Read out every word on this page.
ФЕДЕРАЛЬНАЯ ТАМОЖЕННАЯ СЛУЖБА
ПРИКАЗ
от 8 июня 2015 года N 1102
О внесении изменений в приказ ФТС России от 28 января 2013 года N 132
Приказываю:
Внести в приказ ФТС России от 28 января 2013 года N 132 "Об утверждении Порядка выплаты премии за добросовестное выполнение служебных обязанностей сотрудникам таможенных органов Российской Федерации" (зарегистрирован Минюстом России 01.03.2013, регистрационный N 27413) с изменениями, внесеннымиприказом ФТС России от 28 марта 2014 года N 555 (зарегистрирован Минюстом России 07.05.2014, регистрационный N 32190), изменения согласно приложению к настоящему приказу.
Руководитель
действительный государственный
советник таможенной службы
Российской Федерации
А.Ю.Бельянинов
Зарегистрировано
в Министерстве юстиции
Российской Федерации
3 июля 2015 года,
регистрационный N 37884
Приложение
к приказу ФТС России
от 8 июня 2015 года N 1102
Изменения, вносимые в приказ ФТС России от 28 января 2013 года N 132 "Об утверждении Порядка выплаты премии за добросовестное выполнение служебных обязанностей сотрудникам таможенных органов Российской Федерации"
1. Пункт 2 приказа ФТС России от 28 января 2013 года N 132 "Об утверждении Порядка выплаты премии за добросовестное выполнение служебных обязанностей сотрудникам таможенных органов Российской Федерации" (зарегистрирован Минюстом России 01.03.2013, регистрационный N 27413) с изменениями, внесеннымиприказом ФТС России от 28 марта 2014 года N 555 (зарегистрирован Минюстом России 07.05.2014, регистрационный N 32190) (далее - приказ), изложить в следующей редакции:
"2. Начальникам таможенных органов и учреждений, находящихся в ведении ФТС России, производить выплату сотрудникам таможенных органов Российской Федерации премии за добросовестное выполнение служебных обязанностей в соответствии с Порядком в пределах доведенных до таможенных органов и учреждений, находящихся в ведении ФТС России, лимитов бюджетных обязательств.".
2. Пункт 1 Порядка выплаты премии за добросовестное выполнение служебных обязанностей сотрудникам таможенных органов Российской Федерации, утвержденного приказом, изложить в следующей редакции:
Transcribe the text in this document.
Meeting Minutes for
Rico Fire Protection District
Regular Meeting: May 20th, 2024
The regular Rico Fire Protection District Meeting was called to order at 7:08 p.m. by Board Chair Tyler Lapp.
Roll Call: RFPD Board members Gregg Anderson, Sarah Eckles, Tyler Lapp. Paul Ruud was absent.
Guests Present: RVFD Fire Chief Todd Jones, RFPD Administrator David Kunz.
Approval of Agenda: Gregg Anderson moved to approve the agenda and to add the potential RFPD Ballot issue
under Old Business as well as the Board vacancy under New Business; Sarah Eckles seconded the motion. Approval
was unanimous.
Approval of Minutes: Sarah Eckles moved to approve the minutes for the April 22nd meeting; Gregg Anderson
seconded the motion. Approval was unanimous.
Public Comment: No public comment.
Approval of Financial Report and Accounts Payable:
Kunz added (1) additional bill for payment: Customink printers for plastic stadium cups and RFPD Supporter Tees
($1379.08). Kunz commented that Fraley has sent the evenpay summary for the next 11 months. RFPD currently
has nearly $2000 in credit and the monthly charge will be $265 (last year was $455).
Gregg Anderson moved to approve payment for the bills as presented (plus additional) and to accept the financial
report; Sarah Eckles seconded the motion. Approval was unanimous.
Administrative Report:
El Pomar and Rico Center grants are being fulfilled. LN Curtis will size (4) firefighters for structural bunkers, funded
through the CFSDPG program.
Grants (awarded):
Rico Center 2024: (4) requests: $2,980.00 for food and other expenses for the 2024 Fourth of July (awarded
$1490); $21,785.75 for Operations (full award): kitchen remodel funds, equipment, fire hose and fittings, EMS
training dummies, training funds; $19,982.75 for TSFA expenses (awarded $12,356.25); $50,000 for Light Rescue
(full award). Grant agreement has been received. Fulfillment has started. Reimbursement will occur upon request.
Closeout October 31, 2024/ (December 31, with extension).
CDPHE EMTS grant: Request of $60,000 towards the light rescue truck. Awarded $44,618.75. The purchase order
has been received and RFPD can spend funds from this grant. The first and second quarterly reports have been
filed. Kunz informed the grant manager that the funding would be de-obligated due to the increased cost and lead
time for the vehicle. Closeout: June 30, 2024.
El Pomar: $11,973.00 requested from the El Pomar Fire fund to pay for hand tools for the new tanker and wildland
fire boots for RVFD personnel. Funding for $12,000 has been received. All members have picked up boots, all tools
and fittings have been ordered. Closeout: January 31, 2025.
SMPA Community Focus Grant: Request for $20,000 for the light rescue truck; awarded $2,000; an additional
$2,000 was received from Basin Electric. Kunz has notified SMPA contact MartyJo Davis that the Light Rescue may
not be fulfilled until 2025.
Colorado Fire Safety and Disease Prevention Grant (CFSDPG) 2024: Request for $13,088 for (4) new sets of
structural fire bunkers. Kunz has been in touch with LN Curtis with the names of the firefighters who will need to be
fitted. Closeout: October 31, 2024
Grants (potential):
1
────────────────────────────────────────
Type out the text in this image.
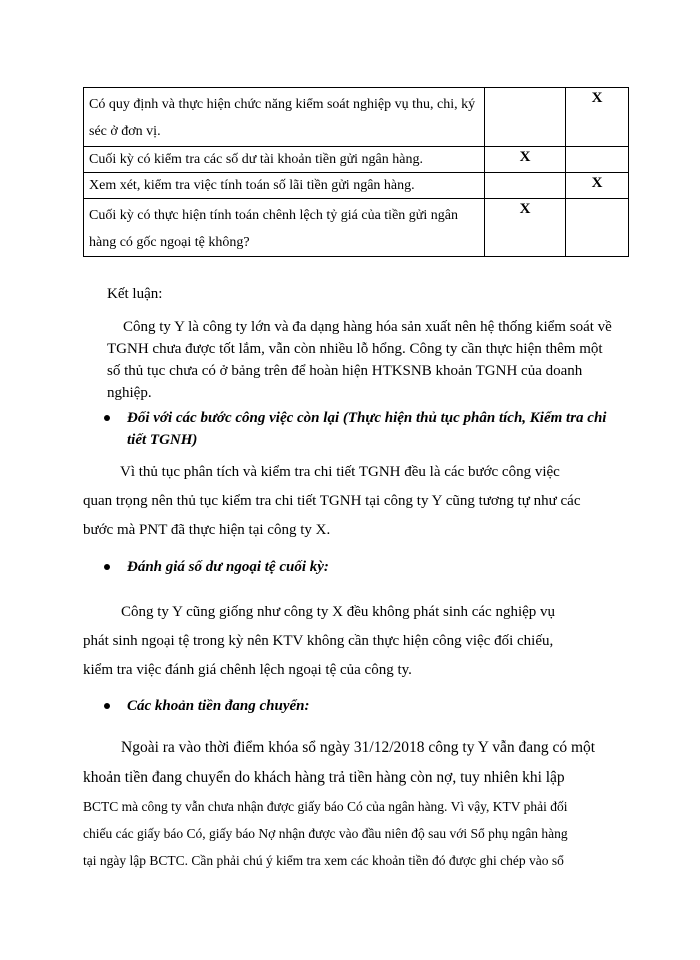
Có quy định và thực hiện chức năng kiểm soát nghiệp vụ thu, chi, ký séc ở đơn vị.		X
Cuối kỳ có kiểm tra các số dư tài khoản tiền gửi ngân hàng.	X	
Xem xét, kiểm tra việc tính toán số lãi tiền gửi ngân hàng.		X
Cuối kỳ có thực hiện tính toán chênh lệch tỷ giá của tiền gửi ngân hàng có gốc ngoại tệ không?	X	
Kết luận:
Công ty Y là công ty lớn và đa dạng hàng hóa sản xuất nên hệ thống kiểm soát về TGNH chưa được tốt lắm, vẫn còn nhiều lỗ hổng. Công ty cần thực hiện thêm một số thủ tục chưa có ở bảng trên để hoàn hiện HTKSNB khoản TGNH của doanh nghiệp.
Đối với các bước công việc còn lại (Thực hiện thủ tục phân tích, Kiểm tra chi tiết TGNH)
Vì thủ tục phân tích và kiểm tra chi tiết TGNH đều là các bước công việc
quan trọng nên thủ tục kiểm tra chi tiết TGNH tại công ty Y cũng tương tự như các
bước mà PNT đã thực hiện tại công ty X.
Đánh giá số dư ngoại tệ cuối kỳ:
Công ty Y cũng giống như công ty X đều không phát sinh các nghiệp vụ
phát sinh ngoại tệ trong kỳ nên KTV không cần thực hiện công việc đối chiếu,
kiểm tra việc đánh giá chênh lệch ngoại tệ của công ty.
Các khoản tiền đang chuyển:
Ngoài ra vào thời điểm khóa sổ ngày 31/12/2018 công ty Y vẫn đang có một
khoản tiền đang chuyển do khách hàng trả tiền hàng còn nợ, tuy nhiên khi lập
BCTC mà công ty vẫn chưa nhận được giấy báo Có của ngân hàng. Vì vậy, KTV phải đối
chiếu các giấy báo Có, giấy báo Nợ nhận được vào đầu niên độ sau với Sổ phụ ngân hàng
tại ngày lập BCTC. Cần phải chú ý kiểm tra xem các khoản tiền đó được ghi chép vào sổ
────────────────────────────────────────
• [TASK TO CARRY OUT]:
Write out every line of the preceding listing that contains "unanimous".

• [TASK SOLUTION]:
was unanimous.
seconded the motion. Approval was unanimous.
report; Sarah Eckles seconded the motion. Approval was unanimous.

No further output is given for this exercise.